Source records

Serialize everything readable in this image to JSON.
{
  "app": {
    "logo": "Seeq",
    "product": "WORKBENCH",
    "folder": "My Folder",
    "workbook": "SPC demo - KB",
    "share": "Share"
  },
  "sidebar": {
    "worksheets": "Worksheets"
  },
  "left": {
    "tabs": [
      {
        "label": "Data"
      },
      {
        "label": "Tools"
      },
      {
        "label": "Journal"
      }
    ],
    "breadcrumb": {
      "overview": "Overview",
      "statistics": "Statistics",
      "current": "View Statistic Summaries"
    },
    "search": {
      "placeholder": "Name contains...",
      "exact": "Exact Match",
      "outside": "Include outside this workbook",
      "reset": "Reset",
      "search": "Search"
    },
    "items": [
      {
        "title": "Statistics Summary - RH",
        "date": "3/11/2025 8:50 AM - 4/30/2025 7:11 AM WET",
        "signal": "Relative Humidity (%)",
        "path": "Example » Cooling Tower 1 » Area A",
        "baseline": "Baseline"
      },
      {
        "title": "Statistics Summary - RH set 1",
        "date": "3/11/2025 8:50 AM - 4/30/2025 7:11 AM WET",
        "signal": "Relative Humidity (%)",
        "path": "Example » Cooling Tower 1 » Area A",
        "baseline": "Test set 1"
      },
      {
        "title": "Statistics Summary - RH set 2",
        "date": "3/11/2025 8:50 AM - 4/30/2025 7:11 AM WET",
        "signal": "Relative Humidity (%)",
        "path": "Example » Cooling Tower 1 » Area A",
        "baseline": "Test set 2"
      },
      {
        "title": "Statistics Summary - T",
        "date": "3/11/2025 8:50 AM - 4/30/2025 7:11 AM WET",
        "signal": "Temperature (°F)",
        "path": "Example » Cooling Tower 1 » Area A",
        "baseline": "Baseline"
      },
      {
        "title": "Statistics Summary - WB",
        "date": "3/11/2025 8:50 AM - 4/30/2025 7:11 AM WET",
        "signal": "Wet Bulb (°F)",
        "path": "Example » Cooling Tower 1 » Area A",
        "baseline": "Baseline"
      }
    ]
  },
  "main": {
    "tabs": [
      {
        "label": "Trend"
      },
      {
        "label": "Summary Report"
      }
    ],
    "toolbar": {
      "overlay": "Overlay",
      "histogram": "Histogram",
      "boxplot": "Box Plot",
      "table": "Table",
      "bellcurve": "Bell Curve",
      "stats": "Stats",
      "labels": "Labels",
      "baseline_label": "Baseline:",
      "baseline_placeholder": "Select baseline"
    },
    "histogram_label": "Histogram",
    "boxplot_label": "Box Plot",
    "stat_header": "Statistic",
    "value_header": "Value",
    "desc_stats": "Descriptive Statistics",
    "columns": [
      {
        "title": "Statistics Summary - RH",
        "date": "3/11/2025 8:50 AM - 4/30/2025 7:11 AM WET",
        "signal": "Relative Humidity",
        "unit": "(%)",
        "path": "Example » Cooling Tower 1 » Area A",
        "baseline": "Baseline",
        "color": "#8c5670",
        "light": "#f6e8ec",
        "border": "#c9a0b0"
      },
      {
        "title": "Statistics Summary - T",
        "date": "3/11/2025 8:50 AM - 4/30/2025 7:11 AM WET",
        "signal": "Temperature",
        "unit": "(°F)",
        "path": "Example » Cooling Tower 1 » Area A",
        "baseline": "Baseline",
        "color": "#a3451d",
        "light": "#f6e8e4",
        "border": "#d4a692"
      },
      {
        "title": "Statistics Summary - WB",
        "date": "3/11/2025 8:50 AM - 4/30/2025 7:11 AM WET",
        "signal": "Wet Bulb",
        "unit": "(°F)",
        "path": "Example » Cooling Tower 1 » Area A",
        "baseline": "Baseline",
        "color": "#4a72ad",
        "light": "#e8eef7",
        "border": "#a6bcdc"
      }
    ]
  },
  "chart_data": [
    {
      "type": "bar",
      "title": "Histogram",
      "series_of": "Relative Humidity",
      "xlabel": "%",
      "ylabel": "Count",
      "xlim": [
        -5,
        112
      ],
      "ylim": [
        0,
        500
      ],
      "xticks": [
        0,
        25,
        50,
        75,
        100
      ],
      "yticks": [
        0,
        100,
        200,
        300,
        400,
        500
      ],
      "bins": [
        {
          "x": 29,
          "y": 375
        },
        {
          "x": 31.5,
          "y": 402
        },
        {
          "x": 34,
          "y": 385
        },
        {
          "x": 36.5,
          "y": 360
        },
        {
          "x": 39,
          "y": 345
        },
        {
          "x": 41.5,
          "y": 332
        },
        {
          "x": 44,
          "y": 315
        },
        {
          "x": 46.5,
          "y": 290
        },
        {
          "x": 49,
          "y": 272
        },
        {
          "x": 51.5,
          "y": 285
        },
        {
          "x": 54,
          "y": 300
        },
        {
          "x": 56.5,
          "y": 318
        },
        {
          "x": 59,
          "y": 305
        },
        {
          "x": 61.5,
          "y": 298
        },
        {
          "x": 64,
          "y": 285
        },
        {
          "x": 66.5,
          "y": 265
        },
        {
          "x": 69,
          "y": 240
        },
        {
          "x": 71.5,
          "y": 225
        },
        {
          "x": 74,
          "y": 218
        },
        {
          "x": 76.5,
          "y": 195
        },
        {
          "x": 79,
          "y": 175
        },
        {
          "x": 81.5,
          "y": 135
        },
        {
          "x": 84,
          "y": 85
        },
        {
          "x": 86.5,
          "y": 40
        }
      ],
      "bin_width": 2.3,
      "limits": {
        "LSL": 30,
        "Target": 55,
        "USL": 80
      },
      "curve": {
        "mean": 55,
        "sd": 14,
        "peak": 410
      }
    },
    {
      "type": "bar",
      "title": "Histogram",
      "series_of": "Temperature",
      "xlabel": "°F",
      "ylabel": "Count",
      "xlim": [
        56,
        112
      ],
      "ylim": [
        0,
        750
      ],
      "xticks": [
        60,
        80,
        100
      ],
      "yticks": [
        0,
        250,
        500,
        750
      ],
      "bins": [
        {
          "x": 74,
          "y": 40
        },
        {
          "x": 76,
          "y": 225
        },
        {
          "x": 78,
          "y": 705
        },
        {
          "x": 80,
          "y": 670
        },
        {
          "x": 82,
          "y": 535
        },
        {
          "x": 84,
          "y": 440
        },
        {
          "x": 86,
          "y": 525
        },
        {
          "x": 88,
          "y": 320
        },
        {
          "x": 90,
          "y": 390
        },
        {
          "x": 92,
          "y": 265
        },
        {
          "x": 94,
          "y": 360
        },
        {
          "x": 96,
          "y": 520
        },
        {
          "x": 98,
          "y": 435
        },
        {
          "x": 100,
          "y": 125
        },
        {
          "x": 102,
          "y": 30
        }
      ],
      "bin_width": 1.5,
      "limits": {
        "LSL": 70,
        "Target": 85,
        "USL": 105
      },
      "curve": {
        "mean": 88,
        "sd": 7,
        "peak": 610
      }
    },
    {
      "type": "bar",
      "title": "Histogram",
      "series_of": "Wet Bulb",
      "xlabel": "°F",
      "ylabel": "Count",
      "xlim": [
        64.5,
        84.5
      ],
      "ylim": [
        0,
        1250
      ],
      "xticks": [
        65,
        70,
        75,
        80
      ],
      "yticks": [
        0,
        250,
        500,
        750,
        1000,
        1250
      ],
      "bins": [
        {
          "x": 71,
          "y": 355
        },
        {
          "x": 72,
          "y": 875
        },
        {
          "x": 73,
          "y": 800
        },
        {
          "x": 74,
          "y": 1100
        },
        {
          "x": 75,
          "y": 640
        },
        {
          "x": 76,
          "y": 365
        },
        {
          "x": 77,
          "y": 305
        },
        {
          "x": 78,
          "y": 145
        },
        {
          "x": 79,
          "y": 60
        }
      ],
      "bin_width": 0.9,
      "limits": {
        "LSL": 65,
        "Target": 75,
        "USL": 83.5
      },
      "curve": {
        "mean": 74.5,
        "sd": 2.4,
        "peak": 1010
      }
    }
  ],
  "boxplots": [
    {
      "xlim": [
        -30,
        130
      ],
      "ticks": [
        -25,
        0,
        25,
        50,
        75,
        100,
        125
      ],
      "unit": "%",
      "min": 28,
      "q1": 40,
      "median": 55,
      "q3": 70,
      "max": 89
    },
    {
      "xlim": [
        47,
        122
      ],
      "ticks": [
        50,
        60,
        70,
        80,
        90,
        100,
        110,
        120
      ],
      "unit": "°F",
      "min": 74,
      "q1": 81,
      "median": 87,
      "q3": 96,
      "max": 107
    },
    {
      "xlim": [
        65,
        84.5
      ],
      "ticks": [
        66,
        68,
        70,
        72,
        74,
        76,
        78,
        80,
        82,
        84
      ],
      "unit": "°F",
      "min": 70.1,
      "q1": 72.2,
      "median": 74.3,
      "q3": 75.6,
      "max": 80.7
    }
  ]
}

#### Task statement
Look for "Statistics" and pull out every line that has it.

#### Solved exercise
      "statistics": "Statistics",
        "title": "Statistics Summary - RH",
        "title": "Statistics Summary - RH set 1",
        "title": "Statistics Summary - RH set 2",
        "title": "Statistics Summary - T",
        "title": "Statistics Summary - WB",
    "desc_stats": "Descriptive Statistics",
        "title": "Statistics Summary - RH",
        "title": "Statistics Summary - T",
        "title": "Statistics Summary - WB",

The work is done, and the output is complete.